WHAT IS EXPECTED:
Extend the following book description about how British television documentaries portrayed China, picking up right after its last line.

SUPPLIED TEXT:
* * * *
This book presents a critical analysis of the images of China portrayed in British television documentaries between 1980 and 2000. The examination is contextualized within the profound transformations of the post-reform China and global political structures in the last two decades of the 20th century. Using an innovative analytical framework based on Vladimir Propp, the book focuses on how different images of China are constructed through an effective use of TV narrative strategies. In particular it details how various strands of (Western) modernity underpin major discourses about China. The book will be valuable to the understanding of how China was perceived in the West during one of the most dramatic moments in modern history.
Sample Chapter(s)
Chapter 1: China as an Image: History, Structure and Perspectives* (421 KB)
* * * *
DATA SEGMENT:

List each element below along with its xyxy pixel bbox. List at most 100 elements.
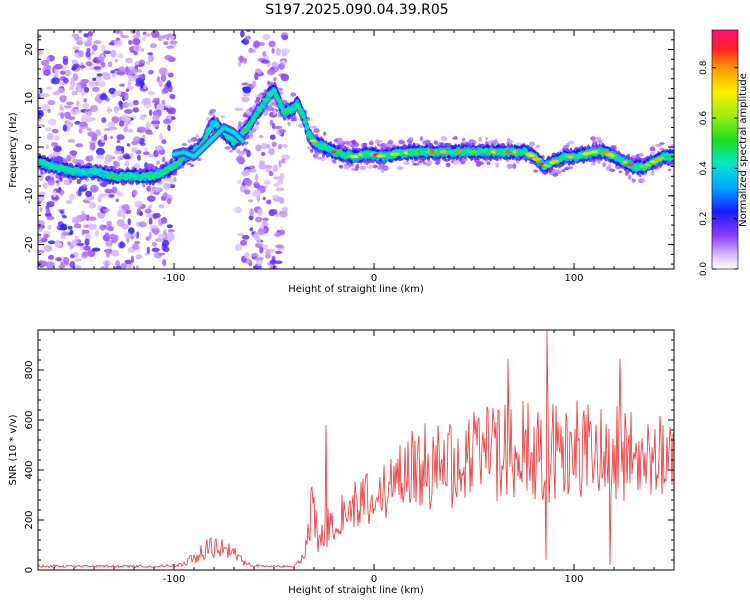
* * * *
WRITTEN REPLY:
Contents:
- China as an Image: History, Structure and Perspectives
- Television Narrative as Discourse: Poetics of Representation
- Legitimate Controversy: China as a Civilisation
- A Struggle Without Heroes: Representing Republic of China, 1911–1949
- Consensus and Deviance: China as the Communist ‘Other ’, 1949–1989
- Road to Xanadu: A Case Study
- Behind Representation: Discursive Strategies and Relations of Power
- Conclusions
Readership: Researchers and students who are interested to understand how China was perceived in the West during the 1980–2000 period.
“Cao Qing has established a reputation as a leader in the study of how the West views China, including in the areas of history, periodization and theory. In this new study, he takes up views of the big picture of Chinese civilization and history, but does so through one medium in one country during a comparatively short period, namely British television documentaries from 1980 to 2000. This makes for a valuable and interesting study of images, especially as transcripts of many of the relevant programmes are included. I recommend this book strongly as a learned but accessible and fascinating study, and am confident it will become acknowledged as a major contribution to the study of Western, especially British, perspectives on China.”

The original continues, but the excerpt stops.